TESTO ->
______________________________

I fondatori di start up sono persone che si spostano ed emigrano molto facilmente da un paese all’altro: vanno dove le condizioni sono più favorevoli ed ospitali. E il rapporto The Interconnected Start Up dimostra come l’interconnessione delle nuove aziende innovative possa rappresentare la soluzione alle difficoltà che gli imprenditori europei hanno nel reperire risorse. Così come è emerso che proprio l’entrare in altri ecosistemi locali e costruire una rete sia il più grande ostacolo per i fondatori di start up. Mentre gli imprenditori europei mostrano una volontà sempre crescente di andare oltre le frontiere del proprio paese di origine, hanno però anche bisogno del sostegno di una rete che ne faciliti l’accesso. Questa rete esiste, ma solo tra un numero limitato di hub. Qui è dove l’Europa può e deve crescere.
E l’Italia, come si è collocata nella mappa geografica della rete di collegamenti che avviluppa il continente? Dopo Londra, Berlino e Barcellona, confermatesi le città più ambite d’Europa, e “città superconnesse”, il quarto e quinto posto se lo sono aggiudicato Parigi e Lisbona.
Milano è all’ottavo posto, dopo Amsterdam e Monaco, ma ha guadagnato due posti nella graduatoria rispetto all’anno precedente, grazie soprattutto alla specializzazione nel settore dell’e-commerce.
I flussi di entrata e uscita nelle varie regioni vedono dei movimenti che penalizzano molto l’area dei paesi del Mediterraneo, come già emerso nel 2017. A fronte di un incremento del 14% di entrate, il rapporto registra una fuoriuscita del 18% di start up innovative che si dirigono principalmente verso l’Europa del Nord (UK, Benelux, Scandinavia). Il Mediterraneo è la regione che vede il più alto tasso di emigrazione anche se gli imprenditori che fuggono poi tendono a mantenere forti legami con il paese di origine.

______________________________

DATI GREZZI ->
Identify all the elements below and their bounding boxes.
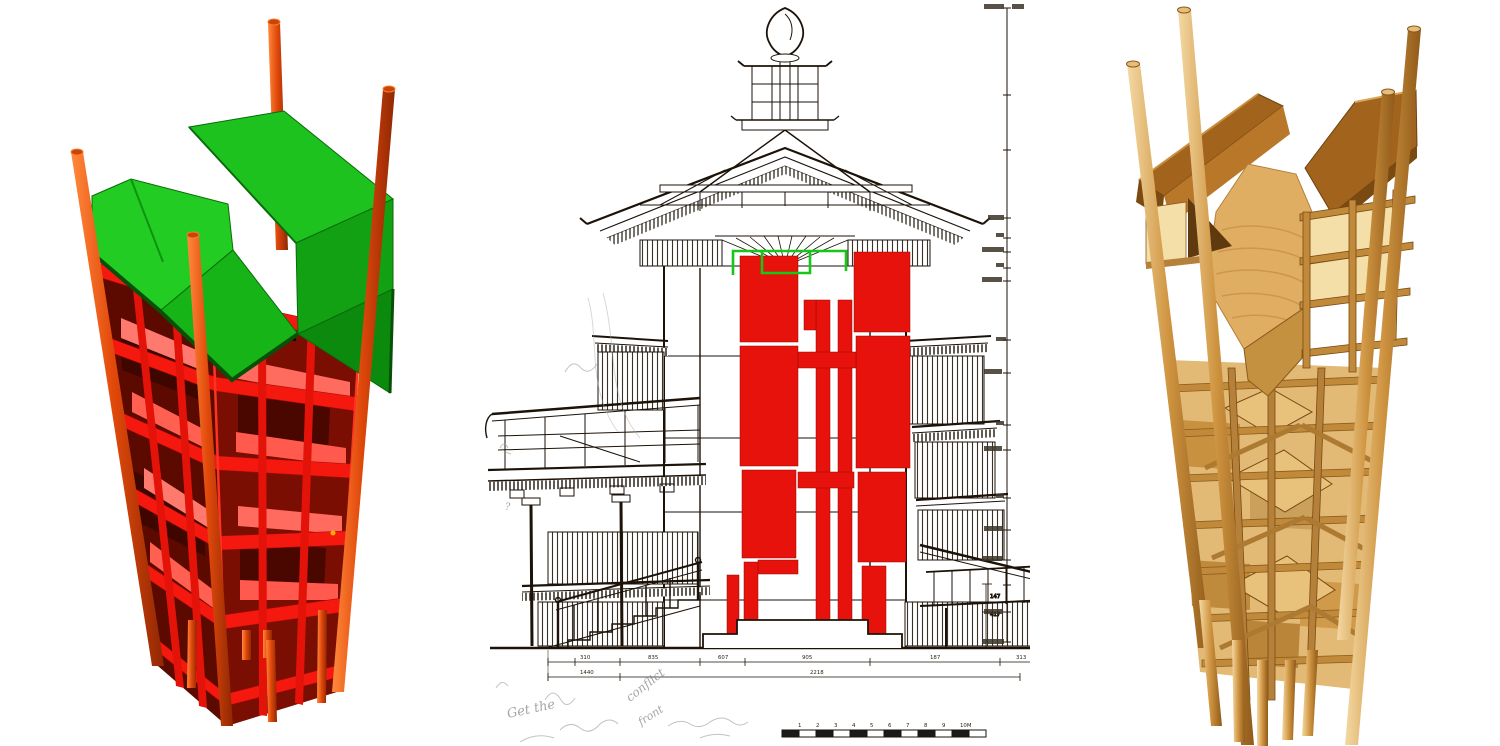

______________________________

REQUISITI DELL'ESERCIZIO ->
A. Ricopia parola per parola il passo del testo sulle start up europee che va da "E l’Italia, come" fino a "Parigi e Lisbona.".
B. Continua, per favore, il testo sulle start up europee a partire dalla sua ultima frase.

RISPOSTE ALLE CONSEGNE ->
A.
E l’Italia, come si è collocata nella mappa geografica della rete di collegamenti che avviluppa il continente? Dopo Londra, Berlino e Barcellona, confermatesi le città più ambite d’Europa, e “città superconnesse”, il quarto e quinto posto se lo sono aggiudicato Parigi e Lisbona.

B.
Nel quadro d’insieme, però, come riportato nel rapporto, sono Monaco, Berlino, Londra e Parigi, insieme con Helsinki, Stoccolma, Tallin, Barcellona e Lisbona ad avere una fitta rete di interconnessioni. L’Italia, e Milano, appare del tutto minoritaria, in secondo piano in questo panorama.
Tutte queste informazioni vanno lette, analizzate e interpretate da chi prende decisioni di politica economica affinchè siano messi in grado di stimolare l’Italia verso una crescita sana e inclusiva, senza essere tagliati fuori dalle dinamiche innovative che stanno attraversando il pianeta. E’ necessario avere ben chiara la mappa che emerge dalla ricerca condotta dall’ESI: una mappa che vede l’Italia essere la “periferia” dell’innovazione, e non uno dei tasselli fondamentali. Non servono grandi connessioni autostradali o ferroviarie per raggiungere questo obiettivo. Ci vuole un paese che sia ospitale, efficiente, aperto alle novità.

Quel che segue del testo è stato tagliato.